— Your assignment —
Below are some entries. Reproduce them word for word.

*** Opening of Data under study ***

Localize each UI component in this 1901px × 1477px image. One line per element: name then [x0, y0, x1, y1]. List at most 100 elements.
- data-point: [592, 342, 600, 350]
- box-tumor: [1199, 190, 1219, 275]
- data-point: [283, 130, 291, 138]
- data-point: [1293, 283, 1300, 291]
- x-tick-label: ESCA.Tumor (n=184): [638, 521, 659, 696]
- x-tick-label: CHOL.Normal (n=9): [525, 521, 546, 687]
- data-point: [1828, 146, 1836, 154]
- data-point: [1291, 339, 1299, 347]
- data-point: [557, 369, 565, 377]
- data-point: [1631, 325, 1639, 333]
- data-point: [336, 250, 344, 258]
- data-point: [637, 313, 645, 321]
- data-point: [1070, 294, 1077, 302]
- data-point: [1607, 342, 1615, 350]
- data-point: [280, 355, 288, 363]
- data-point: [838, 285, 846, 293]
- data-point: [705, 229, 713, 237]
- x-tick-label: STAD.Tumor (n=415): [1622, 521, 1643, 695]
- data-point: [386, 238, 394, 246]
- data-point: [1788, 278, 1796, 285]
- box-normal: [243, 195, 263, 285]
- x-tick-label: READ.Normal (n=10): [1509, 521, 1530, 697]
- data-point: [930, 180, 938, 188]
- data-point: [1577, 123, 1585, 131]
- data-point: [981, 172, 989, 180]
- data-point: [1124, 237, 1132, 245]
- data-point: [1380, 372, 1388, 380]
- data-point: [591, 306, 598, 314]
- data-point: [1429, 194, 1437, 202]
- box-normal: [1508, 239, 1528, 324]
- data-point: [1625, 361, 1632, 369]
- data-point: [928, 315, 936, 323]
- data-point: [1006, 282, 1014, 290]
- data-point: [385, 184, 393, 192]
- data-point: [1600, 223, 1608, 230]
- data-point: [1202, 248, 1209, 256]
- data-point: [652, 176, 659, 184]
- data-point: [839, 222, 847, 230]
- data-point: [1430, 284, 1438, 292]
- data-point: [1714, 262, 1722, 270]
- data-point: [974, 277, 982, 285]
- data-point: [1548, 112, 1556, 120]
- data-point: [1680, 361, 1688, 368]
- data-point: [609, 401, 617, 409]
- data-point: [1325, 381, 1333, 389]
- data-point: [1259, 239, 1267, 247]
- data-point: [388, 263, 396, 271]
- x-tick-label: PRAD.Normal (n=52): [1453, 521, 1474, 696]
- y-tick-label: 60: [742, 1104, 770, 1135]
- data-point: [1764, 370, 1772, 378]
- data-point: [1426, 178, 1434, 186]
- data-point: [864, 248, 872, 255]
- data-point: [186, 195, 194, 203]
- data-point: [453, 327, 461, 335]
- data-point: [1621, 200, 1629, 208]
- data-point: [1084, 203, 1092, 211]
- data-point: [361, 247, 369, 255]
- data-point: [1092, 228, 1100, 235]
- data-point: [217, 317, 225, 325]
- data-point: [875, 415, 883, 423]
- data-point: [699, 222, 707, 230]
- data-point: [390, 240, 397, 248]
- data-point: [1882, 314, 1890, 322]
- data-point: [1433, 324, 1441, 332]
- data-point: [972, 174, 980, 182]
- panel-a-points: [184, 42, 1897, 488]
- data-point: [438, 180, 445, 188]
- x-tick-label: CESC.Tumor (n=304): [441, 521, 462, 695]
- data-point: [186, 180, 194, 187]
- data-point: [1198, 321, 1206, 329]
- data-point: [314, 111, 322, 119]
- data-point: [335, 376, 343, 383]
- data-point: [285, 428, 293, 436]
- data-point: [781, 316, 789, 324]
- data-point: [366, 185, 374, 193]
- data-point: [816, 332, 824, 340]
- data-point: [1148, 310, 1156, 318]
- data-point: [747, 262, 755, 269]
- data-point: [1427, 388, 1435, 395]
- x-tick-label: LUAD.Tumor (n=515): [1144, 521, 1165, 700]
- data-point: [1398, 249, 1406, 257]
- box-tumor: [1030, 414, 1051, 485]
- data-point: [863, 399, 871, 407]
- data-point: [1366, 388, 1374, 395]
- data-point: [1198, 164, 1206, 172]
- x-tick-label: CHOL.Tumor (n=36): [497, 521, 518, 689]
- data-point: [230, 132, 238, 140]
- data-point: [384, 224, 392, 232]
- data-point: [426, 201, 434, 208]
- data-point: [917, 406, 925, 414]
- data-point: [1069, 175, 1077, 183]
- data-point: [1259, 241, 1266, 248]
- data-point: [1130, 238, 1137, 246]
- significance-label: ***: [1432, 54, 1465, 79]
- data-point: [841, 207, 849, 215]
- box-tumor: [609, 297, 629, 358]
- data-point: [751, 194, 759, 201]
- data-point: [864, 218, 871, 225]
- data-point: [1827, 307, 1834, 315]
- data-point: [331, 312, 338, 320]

*** Close of Data under study ***

— Written response —
Localize each UI component in this 1901px × 1477px image. One line per element: name then [x0, y0, x1, y1]. List at most 100 elements.
- data-point: [592, 342, 600, 350]
- box-tumor: [1199, 190, 1219, 275]
- data-point: [283, 130, 291, 138]
- data-point: [1293, 283, 1300, 291]
- x-tick-label: ESCA.Tumor (n=184): [638, 521, 659, 696]
- x-tick-label: CHOL.Normal (n=9): [525, 521, 546, 687]
- data-point: [1828, 146, 1836, 154]
- data-point: [1291, 339, 1299, 347]
- data-point: [557, 369, 565, 377]
- data-point: [1631, 325, 1639, 333]
- data-point: [336, 250, 344, 258]
- data-point: [637, 313, 645, 321]
- data-point: [1070, 294, 1077, 302]
- data-point: [1607, 342, 1615, 350]
- data-point: [280, 355, 288, 363]
- data-point: [838, 285, 846, 293]
- data-point: [705, 229, 713, 237]
- x-tick-label: STAD.Tumor (n=415): [1622, 521, 1643, 695]
- data-point: [386, 238, 394, 246]
- data-point: [1788, 278, 1796, 285]
- box-normal: [243, 195, 263, 285]
- x-tick-label: READ.Normal (n=10): [1509, 521, 1530, 697]
- data-point: [930, 180, 938, 188]
- data-point: [1577, 123, 1585, 131]
- data-point: [981, 172, 989, 180]
- data-point: [1124, 237, 1132, 245]
- data-point: [1380, 372, 1388, 380]
- data-point: [591, 306, 598, 314]
- data-point: [1429, 194, 1437, 202]
- box-normal: [1508, 239, 1528, 324]
- data-point: [1625, 361, 1632, 369]
- data-point: [928, 315, 936, 323]
- data-point: [1006, 282, 1014, 290]
- data-point: [385, 184, 393, 192]
- data-point: [1600, 223, 1608, 230]
- data-point: [1202, 248, 1209, 256]
- data-point: [652, 176, 659, 184]
- data-point: [839, 222, 847, 230]
- data-point: [1430, 284, 1438, 292]
- data-point: [1714, 262, 1722, 270]
- data-point: [974, 277, 982, 285]
- data-point: [1548, 112, 1556, 120]
- data-point: [1680, 361, 1688, 368]
- data-point: [609, 401, 617, 409]
- data-point: [1325, 381, 1333, 389]
- data-point: [1259, 239, 1267, 247]
- data-point: [388, 263, 396, 271]
- x-tick-label: PRAD.Normal (n=52): [1453, 521, 1474, 696]
- y-tick-label: 60: [742, 1104, 770, 1135]
- data-point: [1764, 370, 1772, 378]
- data-point: [1426, 178, 1434, 186]
- data-point: [864, 248, 872, 255]
- data-point: [186, 195, 194, 203]
- data-point: [453, 327, 461, 335]
- data-point: [1621, 200, 1629, 208]
- data-point: [1084, 203, 1092, 211]
- data-point: [361, 247, 369, 255]
- data-point: [1092, 228, 1100, 235]
- data-point: [217, 317, 225, 325]
- data-point: [875, 415, 883, 423]
- data-point: [699, 222, 707, 230]
- data-point: [390, 240, 397, 248]
- data-point: [1882, 314, 1890, 322]
- data-point: [1433, 324, 1441, 332]
- data-point: [972, 174, 980, 182]
- panel-a-points: [184, 42, 1897, 488]
- data-point: [438, 180, 445, 188]
- x-tick-label: CESC.Tumor (n=304): [441, 521, 462, 695]
- data-point: [186, 180, 194, 187]
- data-point: [1198, 321, 1206, 329]
- data-point: [314, 111, 322, 119]
- data-point: [335, 376, 343, 383]
- data-point: [285, 428, 293, 436]
- data-point: [781, 316, 789, 324]
- data-point: [366, 185, 374, 193]
- data-point: [816, 332, 824, 340]
- data-point: [1148, 310, 1156, 318]
- data-point: [747, 262, 755, 269]
- data-point: [1427, 388, 1435, 395]
- x-tick-label: LUAD.Tumor (n=515): [1144, 521, 1165, 700]
- data-point: [1398, 249, 1406, 257]
- box-tumor: [1030, 414, 1051, 485]
- data-point: [863, 399, 871, 407]
- data-point: [1366, 388, 1374, 395]
- data-point: [1198, 164, 1206, 172]
- x-tick-label: CHOL.Tumor (n=36): [497, 521, 518, 689]
- data-point: [230, 132, 238, 140]
- data-point: [384, 224, 392, 232]
- data-point: [426, 201, 434, 208]
- data-point: [917, 406, 925, 414]
- data-point: [1069, 175, 1077, 183]
- data-point: [1259, 241, 1266, 248]
- data-point: [1130, 238, 1137, 246]
- significance-label: ***: [1432, 54, 1465, 79]
- data-point: [841, 207, 849, 215]
- box-tumor: [609, 297, 629, 358]
- data-point: [751, 194, 759, 201]
- data-point: [864, 218, 871, 225]
- data-point: [1827, 307, 1834, 315]
- data-point: [331, 312, 338, 320]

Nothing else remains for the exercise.